Arriva la ricetta medica elettronica. La nuova impegnativa sarà valida nelle farmacie di tutte le Regioni

Roma, 3 gennaio 2016 – Tra le novità in arrivo sul fronte della Sanità Pubblica vi è la “ricetta elettronica“, un nuovo tipo di impegnativa che a differenza di quella precedente permetterà di poter ottenere farmaci in tutte le farmacie italiane, anche in quelle che non sono nella propria regione di residenza.

Lo prevede il Dpcm del 14 novembre 2015, pubblicato sulla Gazzetta Ufficiale del 31 dicembre secondo cui il prelievo dei medicinali, inclusi nei Livelli essenziali di assistenza (Lea) prescritti su ricetta farmaceutica dematerializzata a carico del Servizio sanitario nazionale, possa essere effettuato in qualsiasi farmacia pubblica e privata convenzionata del territorio italiano.

Si tratta di un ulteriore passo alla cosiddetta “dematerializzazione” dei documenti pubblici e dunque anche le impegnative dei medici non saranno più di carta.

# [MATERIALE DI STUDIO]
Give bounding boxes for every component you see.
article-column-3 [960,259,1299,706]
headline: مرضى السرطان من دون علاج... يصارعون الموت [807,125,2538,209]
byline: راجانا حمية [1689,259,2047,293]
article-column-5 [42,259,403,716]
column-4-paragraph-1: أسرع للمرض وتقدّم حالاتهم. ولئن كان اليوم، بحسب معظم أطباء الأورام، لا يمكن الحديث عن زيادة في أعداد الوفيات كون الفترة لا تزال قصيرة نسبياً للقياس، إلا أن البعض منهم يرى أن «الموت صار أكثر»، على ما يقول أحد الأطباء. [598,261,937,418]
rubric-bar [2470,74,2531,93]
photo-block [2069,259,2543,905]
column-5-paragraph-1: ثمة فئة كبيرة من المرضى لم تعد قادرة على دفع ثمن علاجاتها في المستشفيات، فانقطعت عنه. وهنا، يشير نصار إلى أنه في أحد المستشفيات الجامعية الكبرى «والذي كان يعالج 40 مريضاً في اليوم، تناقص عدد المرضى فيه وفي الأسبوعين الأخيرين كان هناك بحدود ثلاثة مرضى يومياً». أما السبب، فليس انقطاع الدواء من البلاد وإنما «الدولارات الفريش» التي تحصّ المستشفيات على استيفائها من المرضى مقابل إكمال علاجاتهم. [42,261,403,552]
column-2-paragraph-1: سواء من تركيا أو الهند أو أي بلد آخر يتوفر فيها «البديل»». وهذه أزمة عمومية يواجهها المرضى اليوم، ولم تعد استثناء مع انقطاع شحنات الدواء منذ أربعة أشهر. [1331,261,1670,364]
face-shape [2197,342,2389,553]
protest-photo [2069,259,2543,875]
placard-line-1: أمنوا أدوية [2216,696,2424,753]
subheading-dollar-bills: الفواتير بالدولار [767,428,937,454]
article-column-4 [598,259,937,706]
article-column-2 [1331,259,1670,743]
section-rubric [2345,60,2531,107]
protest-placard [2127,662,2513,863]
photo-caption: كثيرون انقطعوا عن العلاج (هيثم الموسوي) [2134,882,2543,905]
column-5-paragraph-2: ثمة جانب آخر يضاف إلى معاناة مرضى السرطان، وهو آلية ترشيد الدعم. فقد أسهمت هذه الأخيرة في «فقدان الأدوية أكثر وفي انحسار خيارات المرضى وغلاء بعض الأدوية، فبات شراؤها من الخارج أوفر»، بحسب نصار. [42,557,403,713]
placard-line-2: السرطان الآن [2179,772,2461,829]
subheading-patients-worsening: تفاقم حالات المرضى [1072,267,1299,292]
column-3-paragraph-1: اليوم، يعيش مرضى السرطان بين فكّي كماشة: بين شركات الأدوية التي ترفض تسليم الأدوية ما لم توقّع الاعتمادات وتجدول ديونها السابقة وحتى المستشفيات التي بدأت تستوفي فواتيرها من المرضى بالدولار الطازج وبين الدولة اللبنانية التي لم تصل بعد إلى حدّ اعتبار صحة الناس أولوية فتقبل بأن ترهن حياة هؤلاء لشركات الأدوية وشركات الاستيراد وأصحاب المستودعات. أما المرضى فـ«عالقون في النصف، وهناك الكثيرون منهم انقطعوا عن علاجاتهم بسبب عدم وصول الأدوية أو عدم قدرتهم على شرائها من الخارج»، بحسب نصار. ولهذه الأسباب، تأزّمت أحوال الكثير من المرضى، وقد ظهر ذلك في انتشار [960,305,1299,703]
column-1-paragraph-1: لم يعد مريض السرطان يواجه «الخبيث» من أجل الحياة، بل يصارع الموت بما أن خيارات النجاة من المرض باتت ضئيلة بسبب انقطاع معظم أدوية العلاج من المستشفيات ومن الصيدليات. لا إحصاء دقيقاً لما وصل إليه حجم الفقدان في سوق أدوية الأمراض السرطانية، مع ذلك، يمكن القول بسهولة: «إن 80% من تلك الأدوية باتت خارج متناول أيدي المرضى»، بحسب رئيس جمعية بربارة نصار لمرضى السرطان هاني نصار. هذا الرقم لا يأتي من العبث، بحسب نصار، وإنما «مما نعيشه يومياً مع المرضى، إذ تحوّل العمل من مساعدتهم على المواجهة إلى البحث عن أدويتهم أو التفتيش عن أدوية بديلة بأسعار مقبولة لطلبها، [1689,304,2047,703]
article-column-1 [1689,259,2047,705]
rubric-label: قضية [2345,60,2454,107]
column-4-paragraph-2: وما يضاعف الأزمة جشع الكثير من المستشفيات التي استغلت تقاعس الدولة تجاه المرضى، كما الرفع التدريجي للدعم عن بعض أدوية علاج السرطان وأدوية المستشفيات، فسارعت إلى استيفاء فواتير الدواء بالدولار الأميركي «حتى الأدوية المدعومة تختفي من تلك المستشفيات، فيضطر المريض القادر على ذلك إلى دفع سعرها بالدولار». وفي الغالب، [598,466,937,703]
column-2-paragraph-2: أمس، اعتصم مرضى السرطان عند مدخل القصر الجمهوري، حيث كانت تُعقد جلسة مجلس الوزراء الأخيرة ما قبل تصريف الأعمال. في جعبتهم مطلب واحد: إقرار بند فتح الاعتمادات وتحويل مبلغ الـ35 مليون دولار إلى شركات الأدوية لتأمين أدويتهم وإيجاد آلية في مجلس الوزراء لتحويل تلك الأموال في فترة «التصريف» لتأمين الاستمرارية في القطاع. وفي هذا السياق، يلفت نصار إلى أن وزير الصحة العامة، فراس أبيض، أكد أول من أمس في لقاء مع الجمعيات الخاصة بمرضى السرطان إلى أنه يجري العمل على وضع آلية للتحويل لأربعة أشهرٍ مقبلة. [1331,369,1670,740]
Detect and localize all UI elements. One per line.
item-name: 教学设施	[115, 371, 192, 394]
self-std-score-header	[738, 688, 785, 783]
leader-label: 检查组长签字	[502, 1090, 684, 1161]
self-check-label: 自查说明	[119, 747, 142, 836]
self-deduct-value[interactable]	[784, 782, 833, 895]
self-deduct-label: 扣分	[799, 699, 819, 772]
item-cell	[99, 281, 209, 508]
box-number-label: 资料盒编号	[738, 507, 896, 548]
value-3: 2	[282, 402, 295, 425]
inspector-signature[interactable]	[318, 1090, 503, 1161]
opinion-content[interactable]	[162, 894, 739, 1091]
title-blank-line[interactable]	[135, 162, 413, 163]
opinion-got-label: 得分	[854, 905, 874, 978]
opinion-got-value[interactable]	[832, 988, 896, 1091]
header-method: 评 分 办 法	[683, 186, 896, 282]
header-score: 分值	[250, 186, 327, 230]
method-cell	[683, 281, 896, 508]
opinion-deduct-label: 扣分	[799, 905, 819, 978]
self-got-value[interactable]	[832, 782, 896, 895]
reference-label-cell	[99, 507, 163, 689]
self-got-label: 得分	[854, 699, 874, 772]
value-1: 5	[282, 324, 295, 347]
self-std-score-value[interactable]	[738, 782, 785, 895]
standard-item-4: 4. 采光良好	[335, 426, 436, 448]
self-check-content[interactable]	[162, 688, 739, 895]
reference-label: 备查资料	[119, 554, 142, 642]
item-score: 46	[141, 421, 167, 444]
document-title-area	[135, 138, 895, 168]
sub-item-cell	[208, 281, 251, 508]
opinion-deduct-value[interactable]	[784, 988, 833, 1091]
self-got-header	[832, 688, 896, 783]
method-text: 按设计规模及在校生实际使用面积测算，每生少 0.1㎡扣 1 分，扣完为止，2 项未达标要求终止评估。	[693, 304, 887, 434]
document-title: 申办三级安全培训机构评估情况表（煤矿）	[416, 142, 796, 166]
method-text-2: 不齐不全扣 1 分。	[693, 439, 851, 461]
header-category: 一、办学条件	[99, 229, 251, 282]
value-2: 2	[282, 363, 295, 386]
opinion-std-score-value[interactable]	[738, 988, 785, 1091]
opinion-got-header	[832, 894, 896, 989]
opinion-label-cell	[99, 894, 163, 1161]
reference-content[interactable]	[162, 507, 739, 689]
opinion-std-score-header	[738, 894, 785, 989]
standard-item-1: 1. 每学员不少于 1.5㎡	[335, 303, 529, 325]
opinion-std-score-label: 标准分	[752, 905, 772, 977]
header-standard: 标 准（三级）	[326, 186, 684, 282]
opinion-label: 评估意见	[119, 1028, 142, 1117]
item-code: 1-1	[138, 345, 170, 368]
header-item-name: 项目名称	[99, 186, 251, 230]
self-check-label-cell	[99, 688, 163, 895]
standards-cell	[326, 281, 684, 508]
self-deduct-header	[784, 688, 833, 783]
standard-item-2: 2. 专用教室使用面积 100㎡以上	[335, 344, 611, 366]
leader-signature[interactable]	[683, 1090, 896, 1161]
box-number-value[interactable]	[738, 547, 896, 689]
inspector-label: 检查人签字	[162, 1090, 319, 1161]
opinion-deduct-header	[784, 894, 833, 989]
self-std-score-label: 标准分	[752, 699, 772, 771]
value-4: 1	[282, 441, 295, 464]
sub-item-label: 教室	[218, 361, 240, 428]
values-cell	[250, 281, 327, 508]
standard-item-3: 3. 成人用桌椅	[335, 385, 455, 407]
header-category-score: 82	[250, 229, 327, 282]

# [COSA FARAI]
- a) Riscrivi il passo dell'articolo sulla ricetta elettronica a partire da "Arriva la ricetta" e fino a "del territorio italiano.", sostituendo "impegnativa" con "prescrizione".
- b) Continua l'articolo sulla ricetta medica elettronica dopo l'ultima frase riportata.

# [SOLUZIONI DEGLI ESERCIZI]
- a)
Arriva la ricetta medica elettronica. La nuova prescrizione sarà valida nelle farmacie di tutte le Regioni

Roma, 3 gennaio 2016 – Tra le novità in arrivo sul fronte della Sanità Pubblica vi è la “ricetta elettronica“, un nuovo tipo di prescrizione che a differenza di quella precedente permetterà di poter ottenere farmaci in tutte le farmacie italiane, anche in quelle che non sono nella propria regione di residenza.

Lo prevede il Dpcm del 14 novembre 2015, pubblicato sulla Gazzetta Ufficiale del 31 dicembre secondo cui il prelievo dei medicinali, inclusi nei Livelli essenziali di assistenza (Lea) prescritti su ricetta farmaceutica dematerializzata a carico del Servizio sanitario nazionale, possa essere effettuato in qualsiasi farmacia pubblica e privata convenzionata del territorio italiano.

- b)
Appena la novità sarà a regime i vantaggi per i pazienti cittadini saranno notevoli: giusto per fare un esempio il medico può prescrivere farmaci anche quando non è in studio; inoltre apposite applicazioni sugli smartphone potrebbero permettere al paziente di scegliere la farmacia nella regione dove ritirare i farmaci che presenta un ticket più conveniente.

Daniele D’Angelo, direttore generale di Promofarma, società di Federfarma dedicata a seguire il percorso di digitalizzazione, spiega all’ansa che si tratta di “una grande novità anche dal punto di vista pratico, perché l’attuale normativa prevede la spendibilità della ricetta solo all’interno della propria regione” “Ci vogliono però – conclude – dei tempi tecnici, presumibilmente qualche mese, affinché diventi realtà”.

Il Ministro della Salute, Beatrice Lorenzin, al varo del decreto ha spiegato “La nuova ricetta consentirà di garantire un’assistenza migliore e più semplice nel percorso di cura e di verificare l’appropriatezza prescrittiva. Tracciabilità delle prescrizioni, una più efficace integrazione tra tutti gli operatori sanitari grazie alla sincronizzazione delle attività di prescrizione da parte del medico e di erogazione da parte del farmacista, consentiranno inoltre non solo di controllare l’appropriatezza ma anche di ridurre eventuali truffe e falsificazioni, con un risparmio di tempo e di oneri burocratici”.